→ SET TASK: Copy every record below exactly as written, but leave out the pictures.

start DATASET EXTRACT

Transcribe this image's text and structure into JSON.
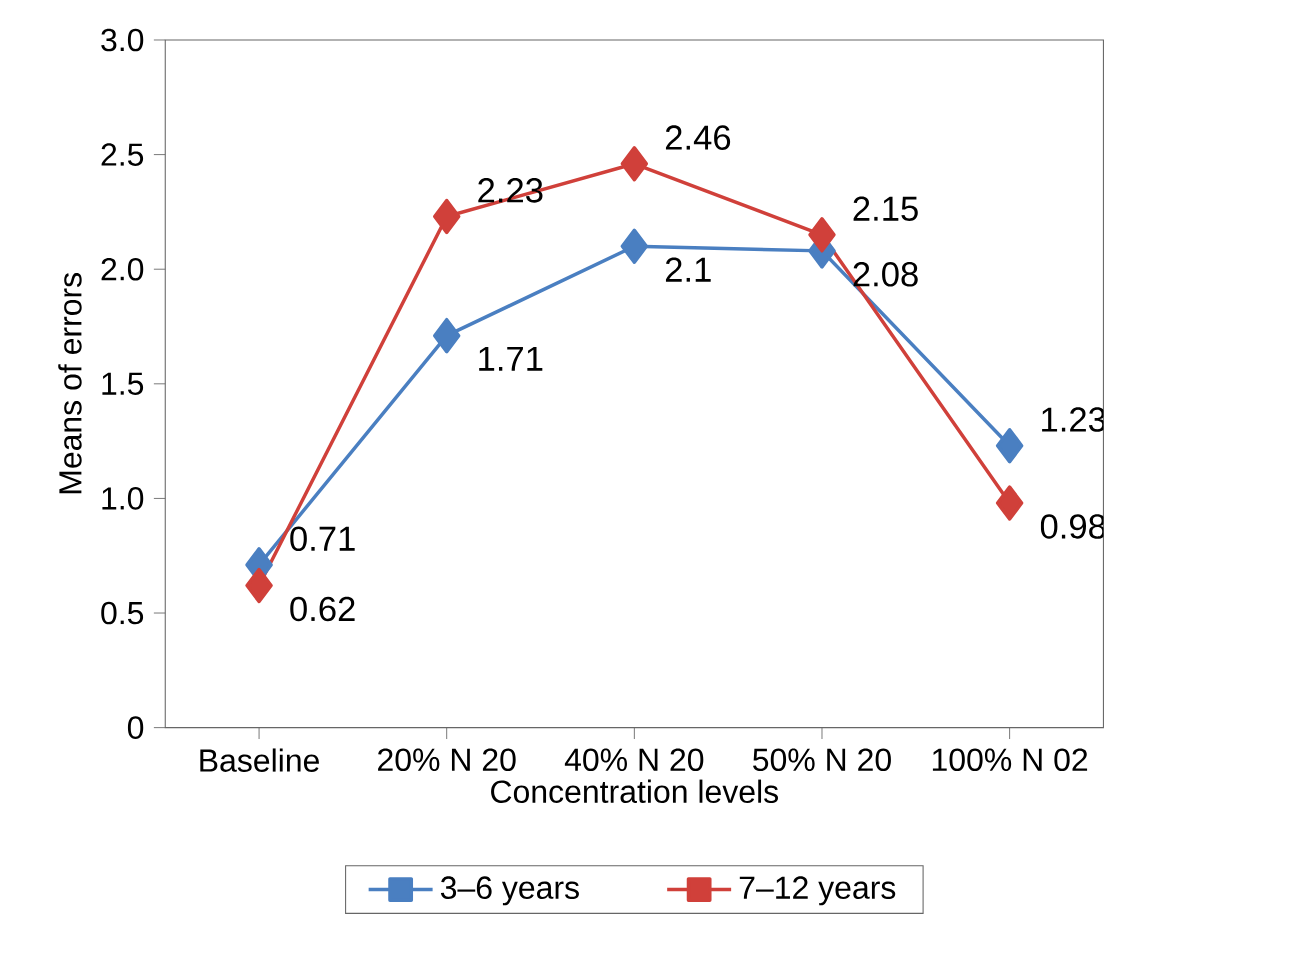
{
  "chart_data": {
    "type": "line",
    "xlabel": "Concentration levels",
    "ylabel": "Means of errors",
    "categories": [
      "Baseline",
      "20% N 20",
      "40% N 20",
      "50% N 20",
      "100% N 02"
    ],
    "series": [
      {
        "name": "3–6 years",
        "color": "#4a7fc1",
        "values": [
          0.71,
          1.71,
          2.1,
          2.08,
          1.23
        ]
      },
      {
        "name": "7–12 years",
        "color": "#d0403a",
        "values": [
          0.62,
          2.23,
          2.46,
          2.15,
          0.98
        ]
      }
    ],
    "ylim": [
      0,
      3
    ],
    "yticks": [
      0,
      0.5,
      {
        "value": 1,
        "label": "1.0"
      },
      1.5,
      {
        "value": 2,
        "label": "2.0"
      },
      2.5,
      {
        "value": 3,
        "label": "3.0"
      }
    ],
    "marker": "diamond",
    "line_style": "solid",
    "legend": "bottom",
    "data_labels": true,
    "grid": false
  }
}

end DATASET EXTRACT

→ FULL OUTPUT:
Transcribe this image's text and structure into JSON.
{
  "chart_data": {
    "type": "line",
    "xlabel": "Concentration levels",
    "ylabel": "Means of errors",
    "categories": [
      "Baseline",
      "20% N 20",
      "40% N 20",
      "50% N 20",
      "100% N 02"
    ],
    "series": [
      {
        "name": "3–6 years",
        "color": "#4a7fc1",
        "values": [
          0.71,
          1.71,
          2.1,
          2.08,
          1.23
        ]
      },
      {
        "name": "7–12 years",
        "color": "#d0403a",
        "values": [
          0.62,
          2.23,
          2.46,
          2.15,
          0.98
        ]
      }
    ],
    "ylim": [
      0,
      3
    ],
    "yticks": [
      0,
      0.5,
      {
        "value": 1,
        "label": "1.0"
      },
      1.5,
      {
        "value": 2,
        "label": "2.0"
      },
      2.5,
      {
        "value": 3,
        "label": "3.0"
      }
    ],
    "marker": "diamond",
    "line_style": "solid",
    "legend": "bottom",
    "data_labels": true,
    "grid": false
  }
}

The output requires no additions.